─── Task inputs

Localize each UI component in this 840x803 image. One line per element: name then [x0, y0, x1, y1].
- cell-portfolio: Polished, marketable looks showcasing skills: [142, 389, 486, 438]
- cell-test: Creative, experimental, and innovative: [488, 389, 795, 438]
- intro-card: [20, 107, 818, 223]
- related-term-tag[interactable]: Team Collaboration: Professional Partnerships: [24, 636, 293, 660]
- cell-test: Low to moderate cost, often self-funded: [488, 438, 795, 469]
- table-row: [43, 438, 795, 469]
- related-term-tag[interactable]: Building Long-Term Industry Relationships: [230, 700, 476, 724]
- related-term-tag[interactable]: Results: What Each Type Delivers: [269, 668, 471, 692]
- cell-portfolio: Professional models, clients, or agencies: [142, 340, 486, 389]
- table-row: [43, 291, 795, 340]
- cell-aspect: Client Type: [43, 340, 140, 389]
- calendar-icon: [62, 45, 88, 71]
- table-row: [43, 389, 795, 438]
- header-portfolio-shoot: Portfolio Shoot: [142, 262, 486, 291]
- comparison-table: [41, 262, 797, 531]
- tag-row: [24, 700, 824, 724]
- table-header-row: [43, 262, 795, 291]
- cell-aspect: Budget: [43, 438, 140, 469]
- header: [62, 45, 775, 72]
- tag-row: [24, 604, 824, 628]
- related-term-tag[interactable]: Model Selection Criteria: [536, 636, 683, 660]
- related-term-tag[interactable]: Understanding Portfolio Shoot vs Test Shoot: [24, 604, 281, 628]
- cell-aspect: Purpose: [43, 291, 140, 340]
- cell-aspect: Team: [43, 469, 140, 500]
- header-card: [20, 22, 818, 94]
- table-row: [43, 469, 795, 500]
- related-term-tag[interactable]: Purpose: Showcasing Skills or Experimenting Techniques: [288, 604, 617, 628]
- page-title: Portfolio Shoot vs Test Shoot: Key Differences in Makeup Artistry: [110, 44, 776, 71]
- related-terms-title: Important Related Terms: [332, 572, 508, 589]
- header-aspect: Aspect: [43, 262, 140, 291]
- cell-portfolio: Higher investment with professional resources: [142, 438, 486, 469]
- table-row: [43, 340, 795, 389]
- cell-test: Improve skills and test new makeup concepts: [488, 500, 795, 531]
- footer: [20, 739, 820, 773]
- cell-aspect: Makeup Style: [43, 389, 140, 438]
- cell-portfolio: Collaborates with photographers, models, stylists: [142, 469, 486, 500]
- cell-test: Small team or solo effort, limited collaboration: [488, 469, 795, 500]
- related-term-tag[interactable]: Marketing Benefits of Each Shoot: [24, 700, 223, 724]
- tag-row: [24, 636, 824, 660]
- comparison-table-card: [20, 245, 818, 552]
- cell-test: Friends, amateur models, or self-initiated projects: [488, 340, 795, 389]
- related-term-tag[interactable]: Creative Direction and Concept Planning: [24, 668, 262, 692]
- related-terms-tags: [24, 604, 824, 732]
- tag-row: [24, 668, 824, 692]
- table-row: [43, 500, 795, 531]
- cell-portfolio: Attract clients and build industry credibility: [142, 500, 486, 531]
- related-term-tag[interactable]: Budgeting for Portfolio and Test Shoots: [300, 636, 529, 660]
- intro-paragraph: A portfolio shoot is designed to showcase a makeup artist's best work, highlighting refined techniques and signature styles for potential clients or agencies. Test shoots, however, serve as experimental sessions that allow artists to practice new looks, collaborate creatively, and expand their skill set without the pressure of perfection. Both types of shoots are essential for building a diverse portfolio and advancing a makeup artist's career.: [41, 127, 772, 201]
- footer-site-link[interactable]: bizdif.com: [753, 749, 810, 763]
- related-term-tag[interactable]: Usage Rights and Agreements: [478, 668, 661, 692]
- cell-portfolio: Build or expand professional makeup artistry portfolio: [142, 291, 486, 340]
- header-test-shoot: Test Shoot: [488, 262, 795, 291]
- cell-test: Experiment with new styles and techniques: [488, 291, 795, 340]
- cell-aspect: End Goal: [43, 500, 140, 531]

──────

**Written instruction:** Put each line of the item above into a Markdown table with two columns, Row and Text. Number the rows and leave out any blank lines.

**Written answer:**
| Row | Text |
|---|---|
| 1 | Localize each UI component in this 840x803 image. One line per element: name then [x0, y0, x1, y1]. |
| 2 | - cell-portfolio: Polished, marketable looks showcasing skills: [142, 389, 486, 438] |
| 3 | - cell-test: Creative, experimental, and innovative: [488, 389, 795, 438] |
| 4 | - intro-card: [20, 107, 818, 223] |
| 5 | - related-term-tag[interactable]: Team Collaboration: Professional Partnerships: [24, 636, 293, 660] |
| 6 | - cell-test: Low to moderate cost, often self-funded: [488, 438, 795, 469] |
| 7 | - table-row: [43, 438, 795, 469] |
| 8 | - related-term-tag[interactable]: Building Long-Term Industry Relationships: [230, 700, 476, 724] |
| 9 | - related-term-tag[interactable]: Results: What Each Type Delivers: [269, 668, 471, 692] |
| 10 | - cell-portfolio: Professional models, clients, or agencies: [142, 340, 486, 389] |
| 11 | - table-row: [43, 291, 795, 340] |
| 12 | - cell-aspect: Client Type: [43, 340, 140, 389] |
| 13 | - calendar-icon: [62, 45, 88, 71] |
| 14 | - table-row: [43, 389, 795, 438] |
| 15 | - header-portfolio-shoot: Portfolio Shoot: [142, 262, 486, 291] |
| 16 | - comparison-table: [41, 262, 797, 531] |
| 17 | - tag-row: [24, 700, 824, 724] |
| 18 | - table-header-row: [43, 262, 795, 291] |
| 19 | - cell-aspect: Budget: [43, 438, 140, 469] |
| 20 | - header: [62, 45, 775, 72] |
| 21 | - tag-row: [24, 604, 824, 628] |
| 22 | - related-term-tag[interactable]: Model Selection Criteria: [536, 636, 683, 660] |
| 23 | - related-term-tag[interactable]: Understanding Portfolio Shoot vs Test Shoot: [24, 604, 281, 628] |
| 24 | - cell-aspect: Purpose: [43, 291, 140, 340] |
| 25 | - cell-aspect: Team: [43, 469, 140, 500] |
| 26 | - header-card: [20, 22, 818, 94] |
| 27 | - table-row: [43, 469, 795, 500] |
| 28 | - related-term-tag[interactable]: Purpose: Showcasing Skills or Experimenting Techniques: [288, 604, 617, 628] |
| 29 | - page-title: Portfolio Shoot vs Test Shoot: Key Differences in Makeup Artistry: [110, 44, 776, 71] |
| 30 | - related-terms-title: Important Related Terms: [332, 572, 508, 589] |
| 31 | - header-aspect: Aspect: [43, 262, 140, 291] |
| 32 | - cell-portfolio: Higher investment with professional resources: [142, 438, 486, 469] |
| 33 | - table-row: [43, 340, 795, 389] |
| 34 | - cell-test: Improve skills and test new makeup concepts: [488, 500, 795, 531] |
| 35 | - footer: [20, 739, 820, 773] |
| 36 | - cell-aspect: Makeup Style: [43, 389, 140, 438] |
| 37 | - cell-portfolio: Collaborates with photographers, models, stylists: [142, 469, 486, 500] |
| 38 | - cell-test: Small team or solo effort, limited collaboration: [488, 469, 795, 500] |
| 39 | - related-term-tag[interactable]: Marketing Benefits of Each Shoot: [24, 700, 223, 724] |
| 40 | - tag-row: [24, 636, 824, 660] |
| 41 | - comparison-table-card: [20, 245, 818, 552] |
| 42 | - cell-test: Friends, amateur models, or self-initiated projects: [488, 340, 795, 389] |
| 43 | - related-term-tag[interactable]: Creative Direction and Concept Planning: [24, 668, 262, 692] |
| 44 | - related-terms-tags: [24, 604, 824, 732] |
| 45 | - tag-row: [24, 668, 824, 692] |
| 46 | - table-row: [43, 500, 795, 531] |
| 47 | - cell-portfolio: Attract clients and build industry credibility: [142, 500, 486, 531] |
| 48 | - related-term-tag[interactable]: Budgeting for Portfolio and Test Shoots: [300, 636, 529, 660] |
| 49 | - intro-paragraph: A portfolio shoot is designed to showcase a makeup artist's best work, highlighting refined techniques and signature styles for potential clients or agencies. Test shoots, however, serve as experimental sessions that allow artists to practice new looks, collaborate creatively, and expand their skill set without the pressure of perfection. Both types of shoots are essential for building a diverse portfolio and advancing a makeup artist's career.: [41, 127, 772, 201] |
| 50 | - footer-site-link[interactable]: bizdif.com: [753, 749, 810, 763] |
| 51 | - related-term-tag[interactable]: Usage Rights and Agreements: [478, 668, 661, 692] |
| 52 | - cell-portfolio: Build or expand professional makeup artistry portfolio: [142, 291, 486, 340] |
| 53 | - header-test-shoot: Test Shoot: [488, 262, 795, 291] |
| 54 | - cell-test: Experiment with new styles and techniques: [488, 291, 795, 340] |
| 55 | - cell-aspect: End Goal: [43, 500, 140, 531] |